### Task instructions:
Copy every line of the data in which the word "rylovi" occurs.

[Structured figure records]
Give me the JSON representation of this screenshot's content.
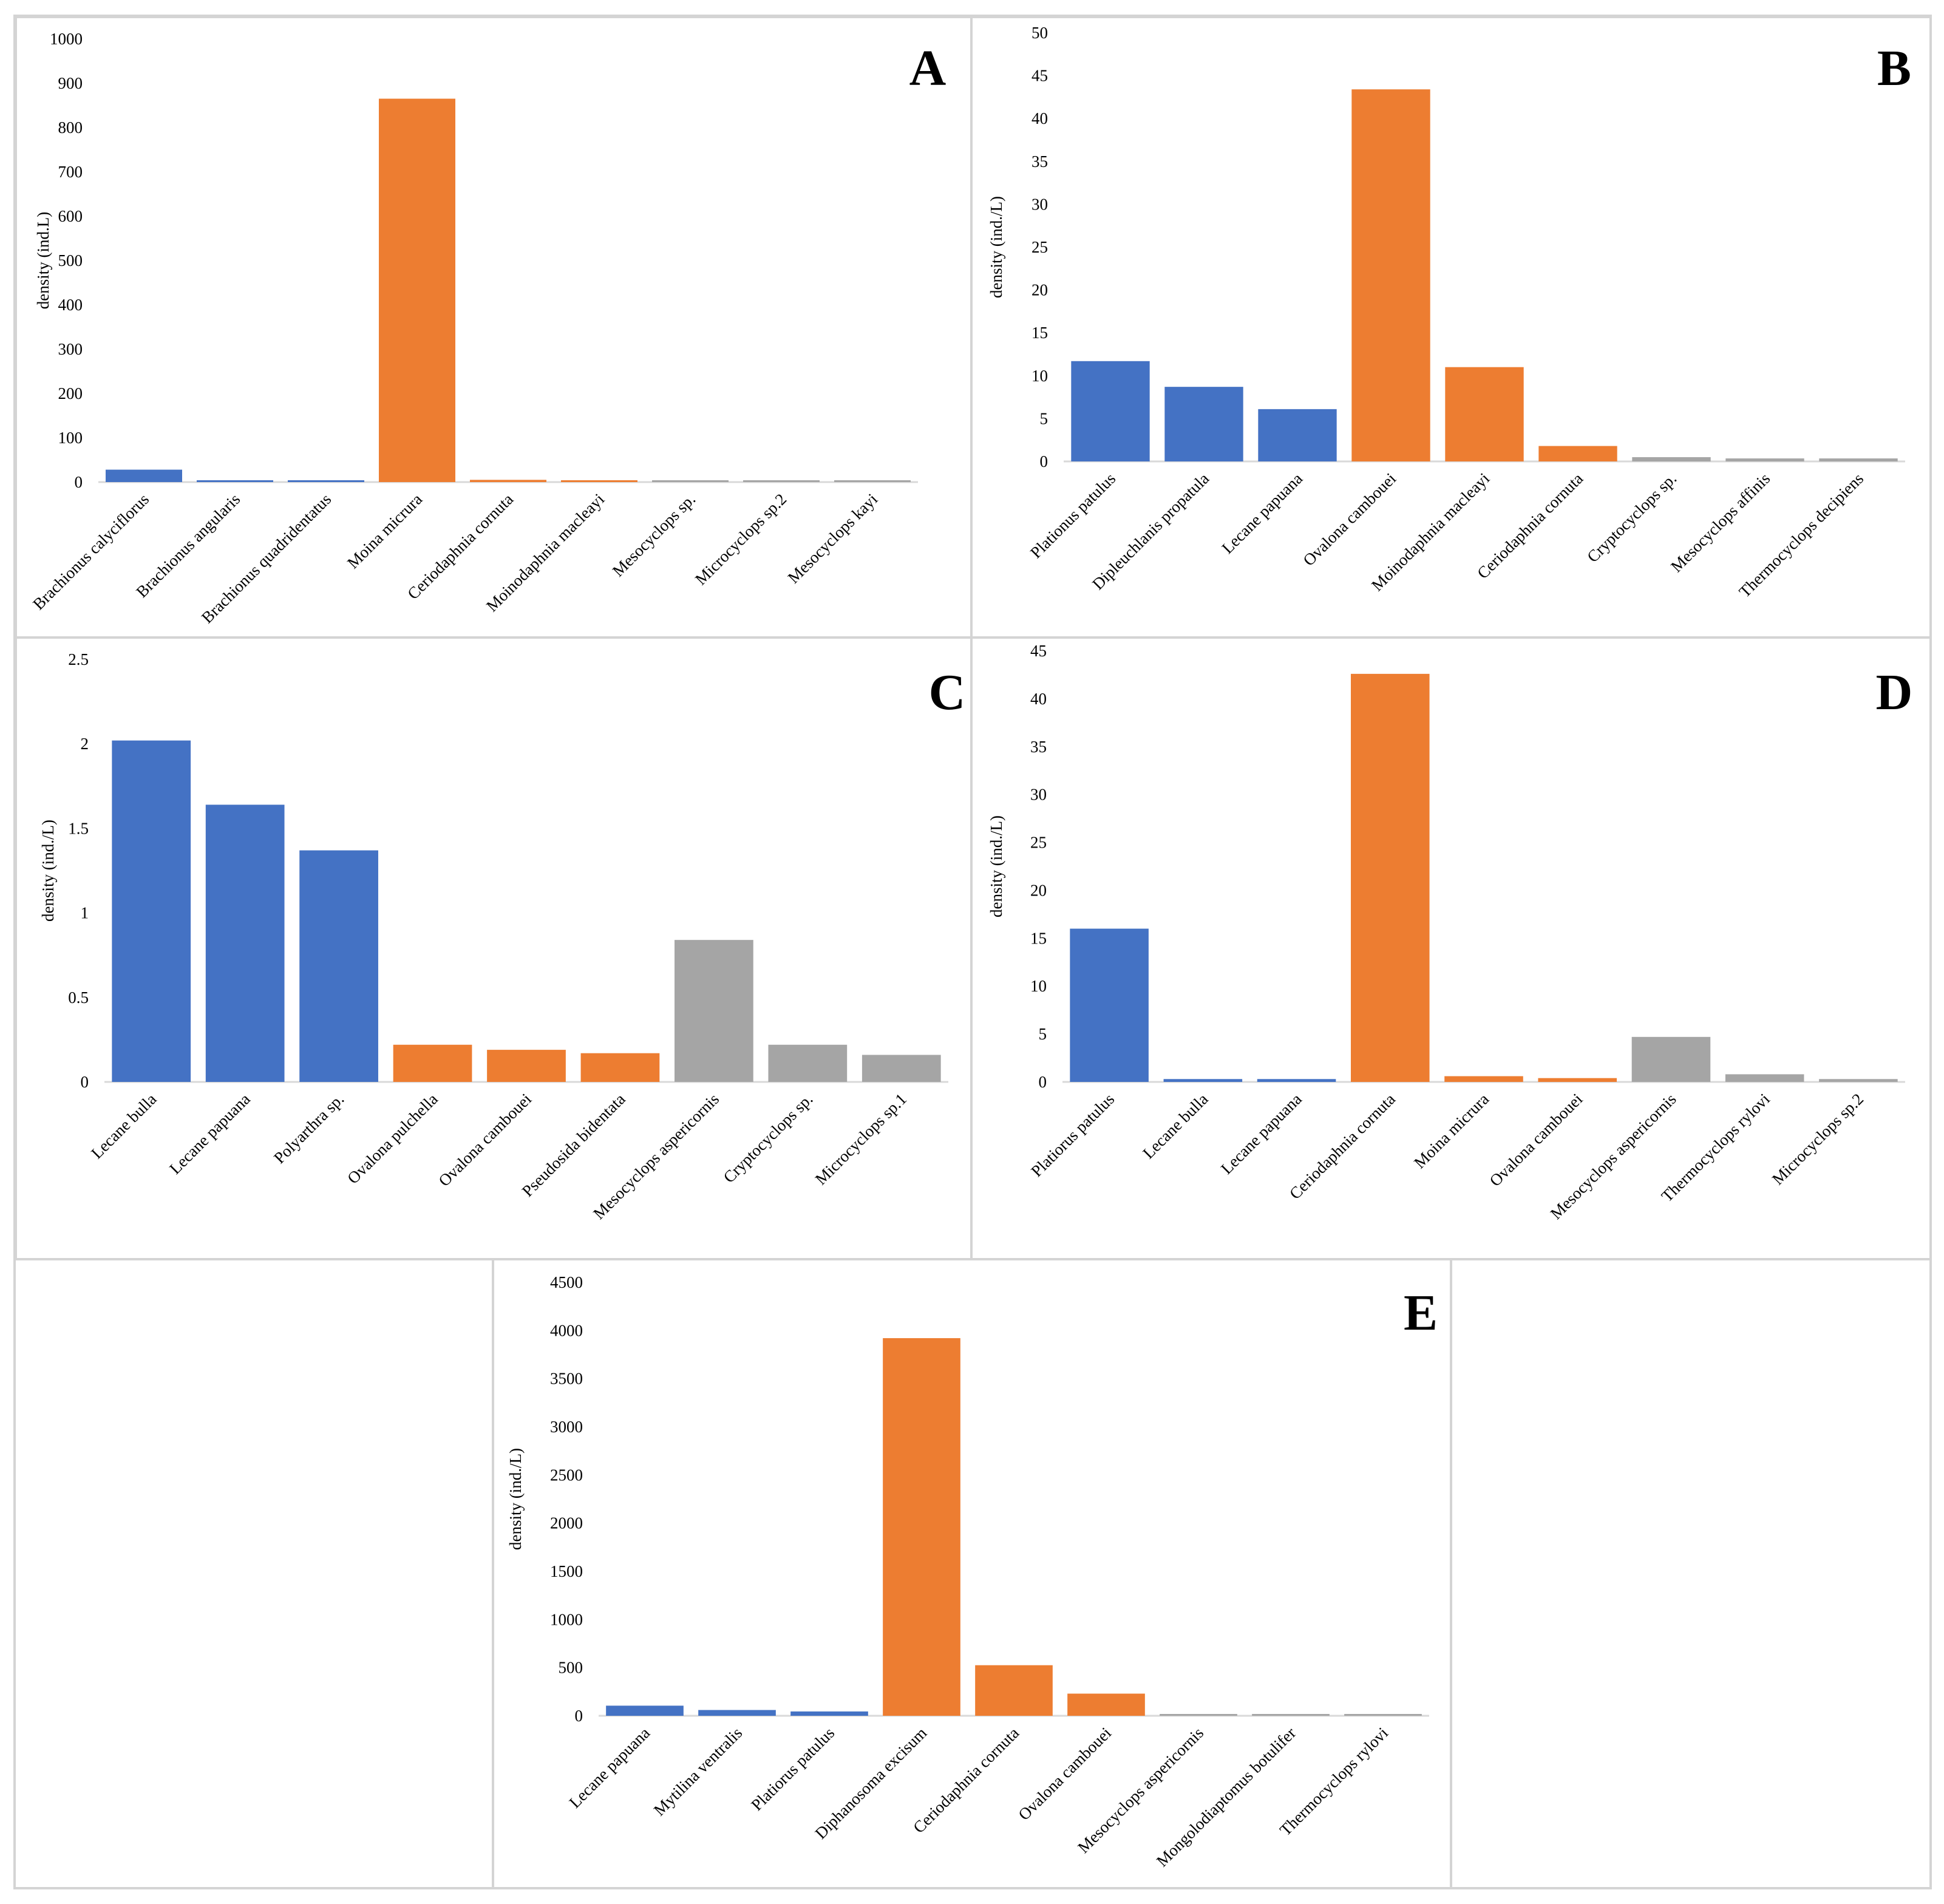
{
  "colors": {
    "rotifera": "#4472c4",
    "cladocera": "#ed7d31",
    "copepoda": "#a5a5a5"
  },
  "chart_data": [
    {
      "type": "bar",
      "title": "A",
      "ylabel": "density (ind.L)",
      "ylim": [
        0,
        1000
      ],
      "yticks": [
        "0",
        "100",
        "200",
        "300",
        "400",
        "500",
        "600",
        "700",
        "800",
        "900",
        "1000"
      ],
      "yticks_values": [
        0,
        100,
        200,
        300,
        400,
        500,
        600,
        700,
        800,
        900,
        1000
      ],
      "categories": [
        "Brachionus calyciflorus",
        "Brachionus angularis",
        "Brachionus quadridentatus",
        "Moina micrura",
        "Ceriodaphnia cornuta",
        "Moinodaphnia macleayi",
        "Mesocyclops sp.",
        "Microcyclops sp.2",
        "Mesocyclops kayi"
      ],
      "values": [
        28,
        0.8,
        0.8,
        865,
        5,
        0.8,
        4,
        0.8,
        0.8
      ],
      "groups": [
        "rotifera",
        "rotifera",
        "rotifera",
        "cladocera",
        "cladocera",
        "cladocera",
        "copepoda",
        "copepoda",
        "copepoda"
      ]
    },
    {
      "type": "bar",
      "title": "B",
      "ylabel": "density (ind./L)",
      "ylim": [
        0,
        50
      ],
      "yticks": [
        "0",
        "5",
        "10",
        "15",
        "20",
        "25",
        "30",
        "35",
        "40",
        "45",
        "50"
      ],
      "yticks_values": [
        0,
        5,
        10,
        15,
        20,
        25,
        30,
        35,
        40,
        45,
        50
      ],
      "categories": [
        "Plationus patulus",
        "Dipleuchlanis propatula",
        "Lecane papuana",
        "Ovalona cambouei",
        "Moinodaphnia macleayi",
        "Ceriodaphnia cornuta",
        "Cryptocyclops sp.",
        "Mesocyclops affinis",
        "Thermocyclops decipiens"
      ],
      "values": [
        11.7,
        8.7,
        6.1,
        43.4,
        11.0,
        1.8,
        0.5,
        0.35,
        0.35
      ],
      "groups": [
        "rotifera",
        "rotifera",
        "rotifera",
        "cladocera",
        "cladocera",
        "cladocera",
        "copepoda",
        "copepoda",
        "copepoda"
      ]
    },
    {
      "type": "bar",
      "title": "C",
      "ylabel": "density (ind./L)",
      "ylim": [
        0,
        2.5
      ],
      "yticks": [
        "0",
        "0.5",
        "1",
        "1.5",
        "2",
        "2.5"
      ],
      "yticks_values": [
        0,
        0.5,
        1,
        1.5,
        2,
        2.5
      ],
      "categories": [
        "Lecane bulla",
        "Lecane papuana",
        "Polyarthra sp.",
        "Ovalona pulchella",
        "Ovalona cambouei",
        "Pseudosida bidentata",
        "Mesocyclops aspericornis",
        "Cryptocyclops sp.",
        "Microcyclops sp.1"
      ],
      "values": [
        2.02,
        1.64,
        1.37,
        0.22,
        0.19,
        0.17,
        0.84,
        0.22,
        0.16
      ],
      "groups": [
        "rotifera",
        "rotifera",
        "rotifera",
        "cladocera",
        "cladocera",
        "cladocera",
        "copepoda",
        "copepoda",
        "copepoda"
      ]
    },
    {
      "type": "bar",
      "title": "D",
      "ylabel": "density (ind./L)",
      "ylim": [
        0,
        45
      ],
      "yticks": [
        "0",
        "5",
        "10",
        "15",
        "20",
        "25",
        "30",
        "35",
        "40",
        "45"
      ],
      "yticks_values": [
        0,
        5,
        10,
        15,
        20,
        25,
        30,
        35,
        40,
        45
      ],
      "categories": [
        "Platiorus patulus",
        "Lecane bulla",
        "Lecane papuana",
        "Ceriodaphnia cornuta",
        "Moina micrura",
        "Ovalona cambouei",
        "Mesocyclops aspericornis",
        "Thermocyclops rylovi",
        "Microcyclops sp.2"
      ],
      "values": [
        16.0,
        0.3,
        0.3,
        42.6,
        0.6,
        0.4,
        4.7,
        0.8,
        0.3
      ],
      "groups": [
        "rotifera",
        "rotifera",
        "rotifera",
        "cladocera",
        "cladocera",
        "cladocera",
        "copepoda",
        "copepoda",
        "copepoda"
      ]
    },
    {
      "type": "bar",
      "title": "E",
      "ylabel": "density (ind./L)",
      "ylim": [
        0,
        4500
      ],
      "yticks": [
        "0",
        "500",
        "1000",
        "1500",
        "2000",
        "2500",
        "3000",
        "3500",
        "4000",
        "4500"
      ],
      "yticks_values": [
        0,
        500,
        1000,
        1500,
        2000,
        2500,
        3000,
        3500,
        4000,
        4500
      ],
      "categories": [
        "Lecane papuana",
        "Mytilina ventralis",
        "Platiorus patulus",
        "Diphanosoma excisum",
        "Ceriodaphnia cornuta",
        "Ovalona cambouei",
        "Mesocyclops aspericornis",
        "Mongolodiaptomus botulifer",
        "Thermocyclops rylovi"
      ],
      "values": [
        105,
        60,
        45,
        3920,
        525,
        230,
        4,
        4,
        4
      ],
      "groups": [
        "rotifera",
        "rotifera",
        "rotifera",
        "cladocera",
        "cladocera",
        "cladocera",
        "copepoda",
        "copepoda",
        "copepoda"
      ]
    }
  ]
}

### Solution to this problem:
        "Thermocyclops rylovi",
        "Thermocyclops rylovi"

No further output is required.